> [Description of the task] Below are entries. Pull out all lines containing "suffix".

%%

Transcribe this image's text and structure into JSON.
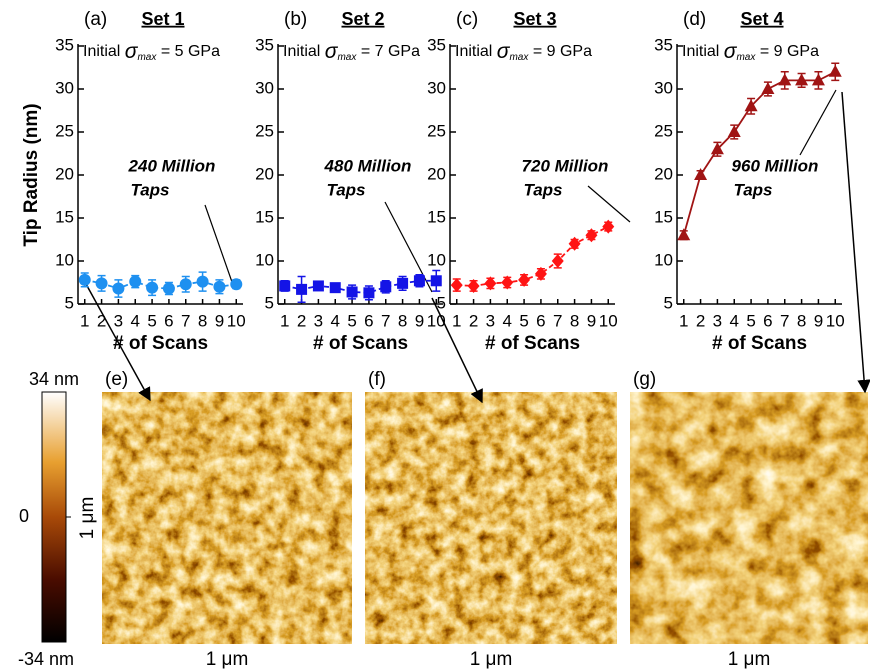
{
  "chart_data": [
    {
      "type": "line",
      "panel": "(a)",
      "title": "Set 1",
      "ylabel": "Tip Radius (nm)",
      "xlabel": "# of Scans",
      "annotation": {
        "prefix": "Initial ",
        "symbol": "σ",
        "sub": "max",
        "suffix": " = 5 GPa"
      },
      "callout": [
        "240 Million",
        "Taps"
      ],
      "x": [
        1,
        2,
        3,
        4,
        5,
        6,
        7,
        8,
        9,
        10
      ],
      "xlim": [
        0.6,
        10.4
      ],
      "xticks": [
        1,
        2,
        3,
        4,
        5,
        6,
        7,
        8,
        9,
        10
      ],
      "ylim": [
        5,
        35
      ],
      "yticks": [
        5,
        10,
        15,
        20,
        25,
        30,
        35
      ],
      "series": [
        {
          "color": "#1e90f0",
          "marker": "circle",
          "dash": true,
          "values": [
            7.8,
            7.4,
            6.8,
            7.6,
            6.9,
            6.8,
            7.3,
            7.6,
            7.0,
            7.3
          ],
          "errors": [
            0.8,
            0.9,
            1.0,
            0.7,
            0.9,
            0.7,
            0.9,
            1.1,
            0.8,
            0.5
          ]
        }
      ]
    },
    {
      "type": "line",
      "panel": "(b)",
      "title": "Set 2",
      "xlabel": "# of Scans",
      "annotation": {
        "prefix": "Initial ",
        "symbol": "σ",
        "sub": "max",
        "suffix": " = 7 GPa"
      },
      "callout": [
        "480 Million",
        "Taps"
      ],
      "x": [
        1,
        2,
        3,
        4,
        5,
        6,
        7,
        8,
        9,
        10
      ],
      "xlim": [
        0.6,
        10.4
      ],
      "xticks": [
        1,
        2,
        3,
        4,
        5,
        6,
        7,
        8,
        9,
        10
      ],
      "ylim": [
        5,
        35
      ],
      "yticks": [
        5,
        10,
        15,
        20,
        25,
        30,
        35
      ],
      "series": [
        {
          "color": "#1414e6",
          "marker": "square",
          "dash": true,
          "values": [
            7.1,
            6.7,
            7.1,
            6.9,
            6.4,
            6.3,
            7.0,
            7.4,
            7.7,
            7.7
          ],
          "errors": [
            0.6,
            1.5,
            0.4,
            0.4,
            0.8,
            0.8,
            0.7,
            0.8,
            0.7,
            1.2
          ]
        }
      ]
    },
    {
      "type": "line",
      "panel": "(c)",
      "title": "Set 3",
      "xlabel": "# of Scans",
      "annotation": {
        "prefix": "Initial ",
        "symbol": "σ",
        "sub": "max",
        "suffix": " = 9 GPa"
      },
      "callout": [
        "720 Million",
        "Taps"
      ],
      "x": [
        1,
        2,
        3,
        4,
        5,
        6,
        7,
        8,
        9,
        10
      ],
      "xlim": [
        0.6,
        10.4
      ],
      "xticks": [
        1,
        2,
        3,
        4,
        5,
        6,
        7,
        8,
        9,
        10
      ],
      "ylim": [
        5,
        35
      ],
      "yticks": [
        5,
        10,
        15,
        20,
        25,
        30,
        35
      ],
      "series": [
        {
          "color": "#ff1414",
          "marker": "diamond",
          "dash": true,
          "values": [
            7.2,
            7.1,
            7.4,
            7.5,
            7.8,
            8.5,
            10.0,
            12.0,
            13.0,
            14.0
          ],
          "errors": [
            0.7,
            0.6,
            0.6,
            0.6,
            0.6,
            0.6,
            0.8,
            0.5,
            0.5,
            0.5
          ]
        }
      ]
    },
    {
      "type": "line",
      "panel": "(d)",
      "title": "Set 4",
      "xlabel": "# of Scans",
      "annotation": {
        "prefix": "Initial ",
        "symbol": "σ",
        "sub": "max",
        "suffix": " = 9 GPa"
      },
      "callout": [
        "960 Million",
        "Taps"
      ],
      "x": [
        1,
        2,
        3,
        4,
        5,
        6,
        7,
        8,
        9,
        10
      ],
      "xlim": [
        0.6,
        10.4
      ],
      "xticks": [
        1,
        2,
        3,
        4,
        5,
        6,
        7,
        8,
        9,
        10
      ],
      "ylim": [
        5,
        35
      ],
      "yticks": [
        5,
        10,
        15,
        20,
        25,
        30,
        35
      ],
      "series": [
        {
          "color": "#a01414",
          "marker": "triangle",
          "dash": false,
          "values": [
            13,
            20,
            23,
            25,
            28,
            30,
            31,
            31,
            31,
            32
          ],
          "errors": [
            0.5,
            0.5,
            0.8,
            0.8,
            0.9,
            0.8,
            1.0,
            0.8,
            1.0,
            1.0
          ]
        }
      ]
    }
  ],
  "images": {
    "panels": [
      {
        "label": "(e)"
      },
      {
        "label": "(f)"
      },
      {
        "label": "(g)"
      }
    ],
    "scale_x": "1 μm",
    "scale_y": "1 μm",
    "colorbar": {
      "max_label": "34 nm",
      "mid_label": "0",
      "min_label": "-34 nm"
    }
  }
}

%%

> [Solution for this problem]
        "suffix": " = 5 GPa"
        "suffix": " = 7 GPa"
        "suffix": " = 9 GPa"
        "suffix": " = 9 GPa"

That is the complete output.